*** Material

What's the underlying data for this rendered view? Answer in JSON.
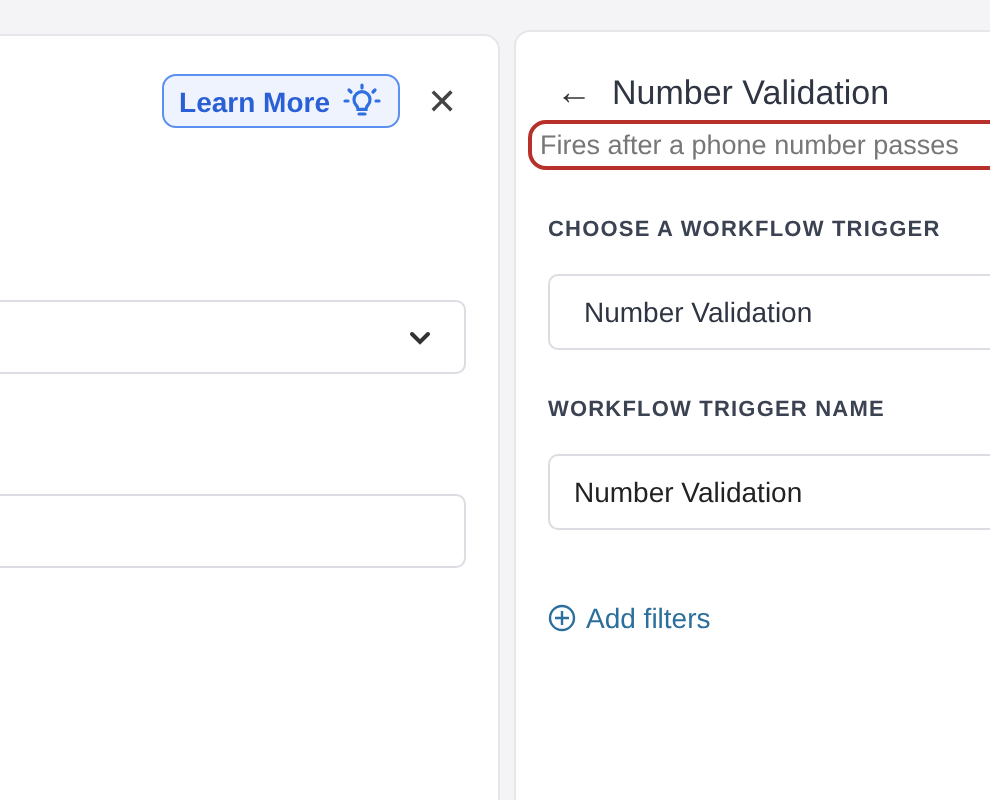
{
  "left_panel": {
    "learn_more_button": "Learn More",
    "close_button": "✕",
    "select": {
      "expanded": false
    }
  },
  "right_panel": {
    "back_button": "←",
    "title": "Number Validation",
    "subtitle": {
      "text": "Fires after a phone number passes",
      "highlighted": true
    },
    "fields": [
      {
        "label": "CHOOSE A WORKFLOW TRIGGER",
        "value": "Number Validation",
        "kind": "select"
      },
      {
        "label": "WORKFLOW TRIGGER NAME",
        "value": "Number Validation",
        "kind": "input"
      }
    ],
    "add_filters": "Add filters"
  }
}
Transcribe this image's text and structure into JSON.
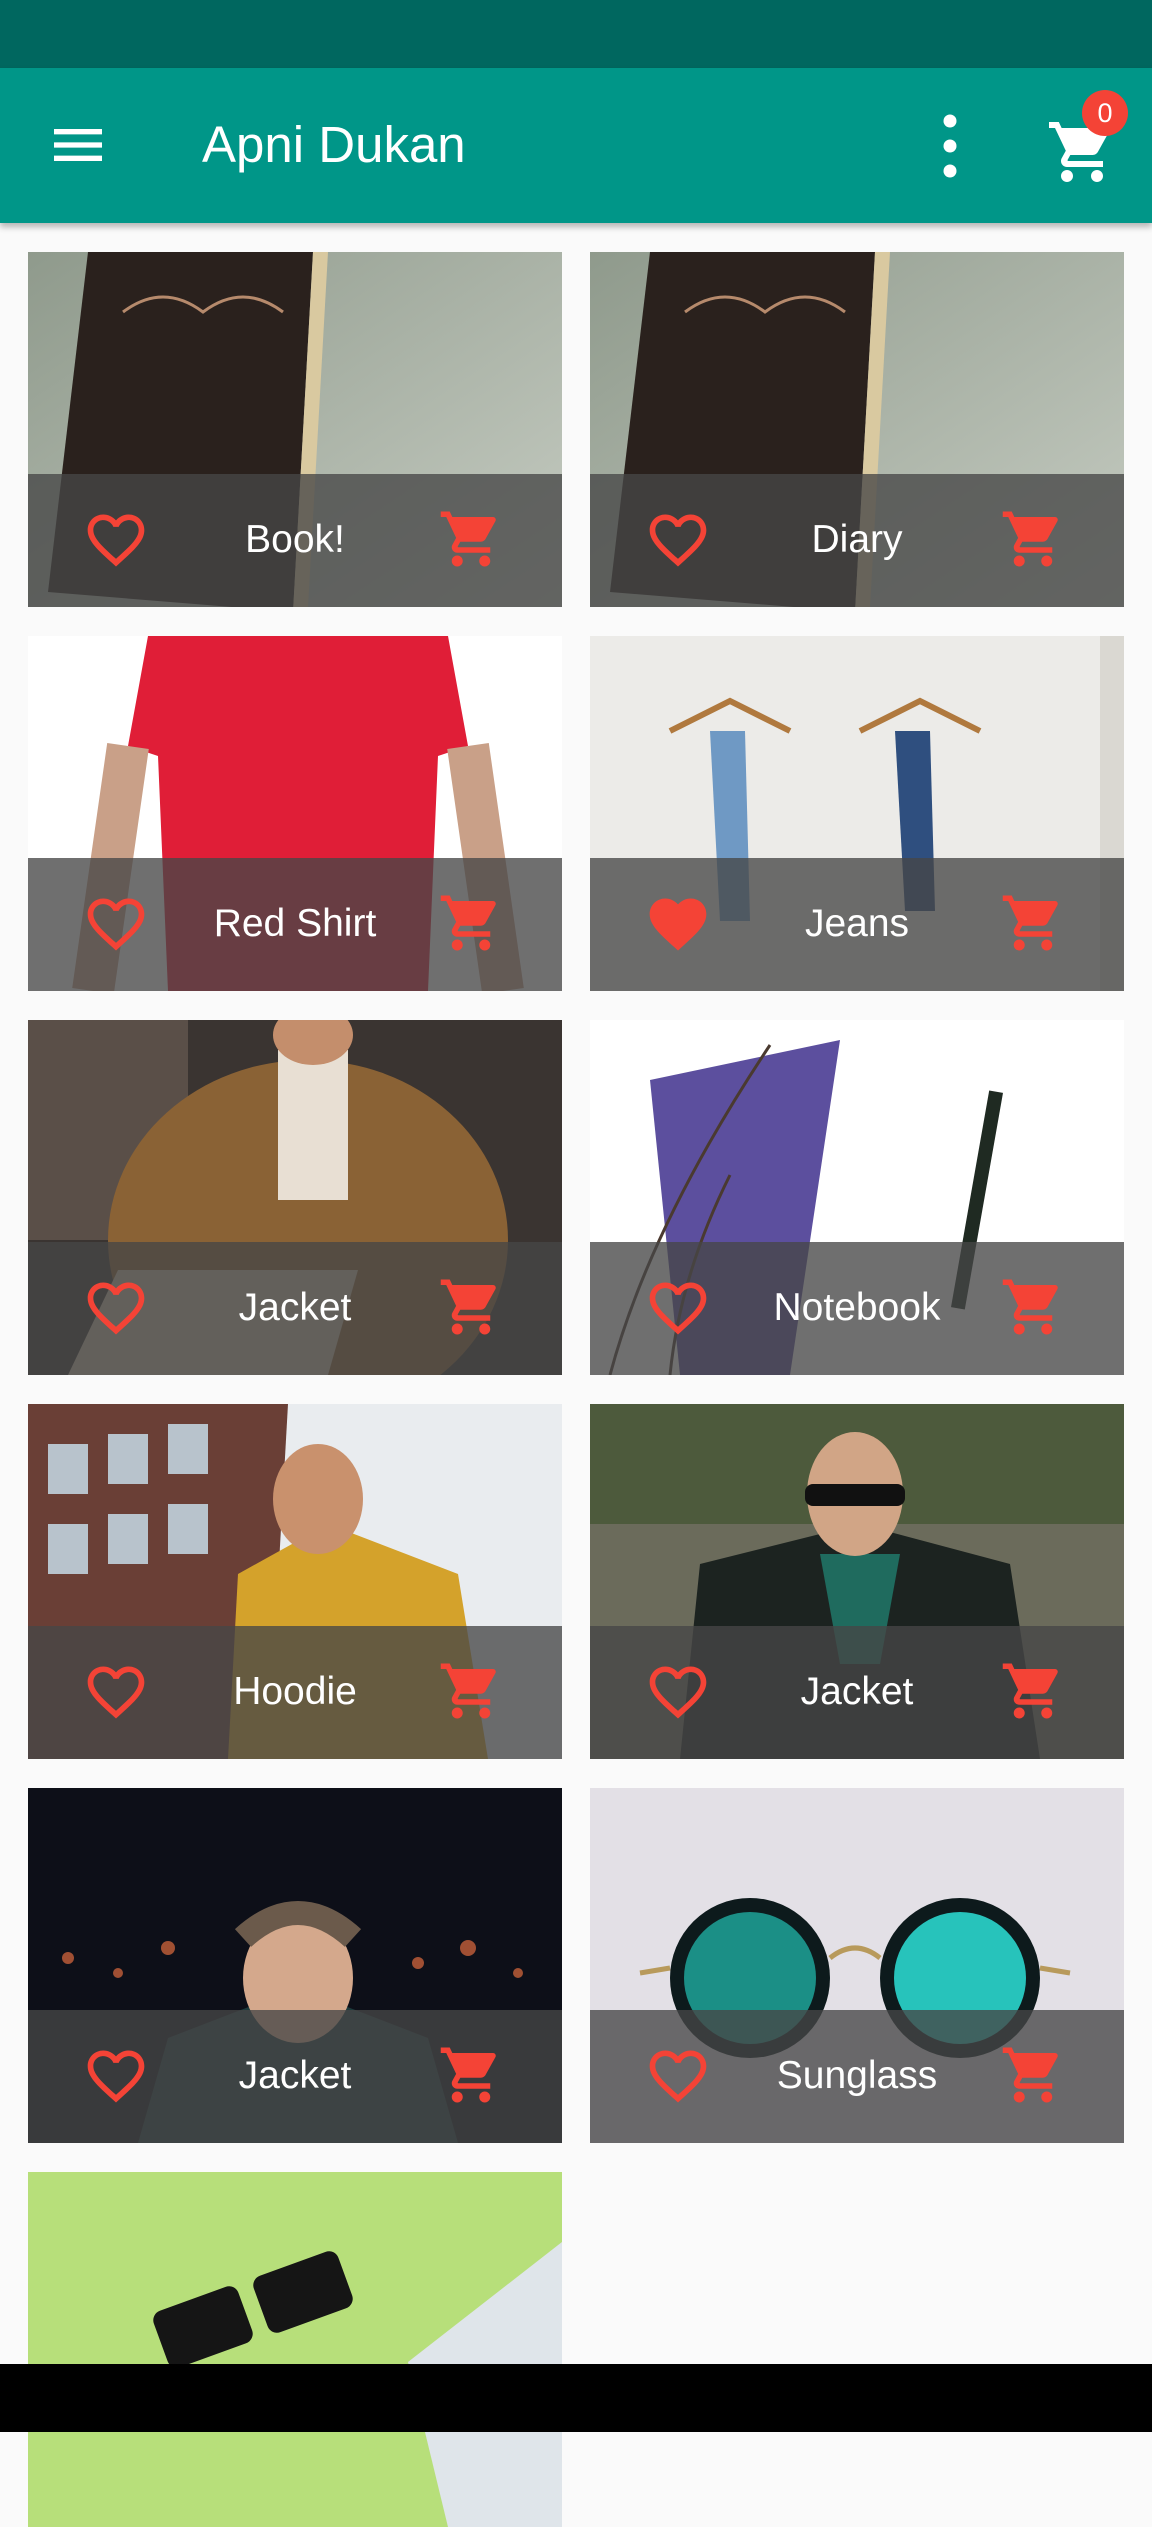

******

• [Directive] Give all the lines above again, character for character, without pictures.

• [Answer to the exercise]
What's the underlying data for this rendered view? Answer in JSON.
{
  "left_panel": {
    "learn_more_button": "Learn More",
    "close_button": "✕",
    "select": {
      "expanded": false
    }
  },
  "right_panel": {
    "back_button": "←",
    "title": "Number Validation",
    "subtitle": {
      "text": "Fires after a phone number passes",
      "highlighted": true
    },
    "fields": [
      {
        "label": "CHOOSE A WORKFLOW TRIGGER",
        "value": "Number Validation",
        "kind": "select"
      },
      {
        "label": "WORKFLOW TRIGGER NAME",
        "value": "Number Validation",
        "kind": "input"
      }
    ],
    "add_filters": "Add filters"
  }
}
Transcribe this image's text and structure into JSON.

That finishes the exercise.